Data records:
┌────────
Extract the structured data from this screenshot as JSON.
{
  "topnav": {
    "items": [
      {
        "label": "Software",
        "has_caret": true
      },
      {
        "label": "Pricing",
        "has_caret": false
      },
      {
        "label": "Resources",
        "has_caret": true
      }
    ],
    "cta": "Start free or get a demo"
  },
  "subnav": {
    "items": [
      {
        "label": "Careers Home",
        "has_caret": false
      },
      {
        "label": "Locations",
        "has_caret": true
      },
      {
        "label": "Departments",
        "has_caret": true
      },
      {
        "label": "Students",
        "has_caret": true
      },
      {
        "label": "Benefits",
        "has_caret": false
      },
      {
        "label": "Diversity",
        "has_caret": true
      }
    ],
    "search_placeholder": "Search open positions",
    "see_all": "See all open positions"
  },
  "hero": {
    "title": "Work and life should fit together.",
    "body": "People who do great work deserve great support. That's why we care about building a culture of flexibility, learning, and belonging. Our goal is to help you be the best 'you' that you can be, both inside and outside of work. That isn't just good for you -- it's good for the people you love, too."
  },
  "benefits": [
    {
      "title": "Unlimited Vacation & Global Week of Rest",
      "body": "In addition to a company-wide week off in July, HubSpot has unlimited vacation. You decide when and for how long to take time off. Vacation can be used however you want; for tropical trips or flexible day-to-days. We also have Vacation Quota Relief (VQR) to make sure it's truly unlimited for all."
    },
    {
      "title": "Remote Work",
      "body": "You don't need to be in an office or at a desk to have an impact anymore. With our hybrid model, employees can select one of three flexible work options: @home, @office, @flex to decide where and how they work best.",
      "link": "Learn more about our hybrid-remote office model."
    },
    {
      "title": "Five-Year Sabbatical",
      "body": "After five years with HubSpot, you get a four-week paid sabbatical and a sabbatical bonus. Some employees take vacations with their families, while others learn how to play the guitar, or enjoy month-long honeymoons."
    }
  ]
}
└────────
» **Exercise requirements**: Copy every line of the data that holds the string "employees".

» **Solution to this problem**:
      "body": "You don't need to be in an office or at a desk to have an impact anymore. With our hybrid model, employees can select one of three flexible work options: @home, @office, @flex to decide where and how they work best.",
      "body": "After five years with HubSpot, you get a four-week paid sabbatical and a sabbatical bonus. Some employees take vacations with their families, while others learn how to play the guitar, or enjoy month-long honeymoons."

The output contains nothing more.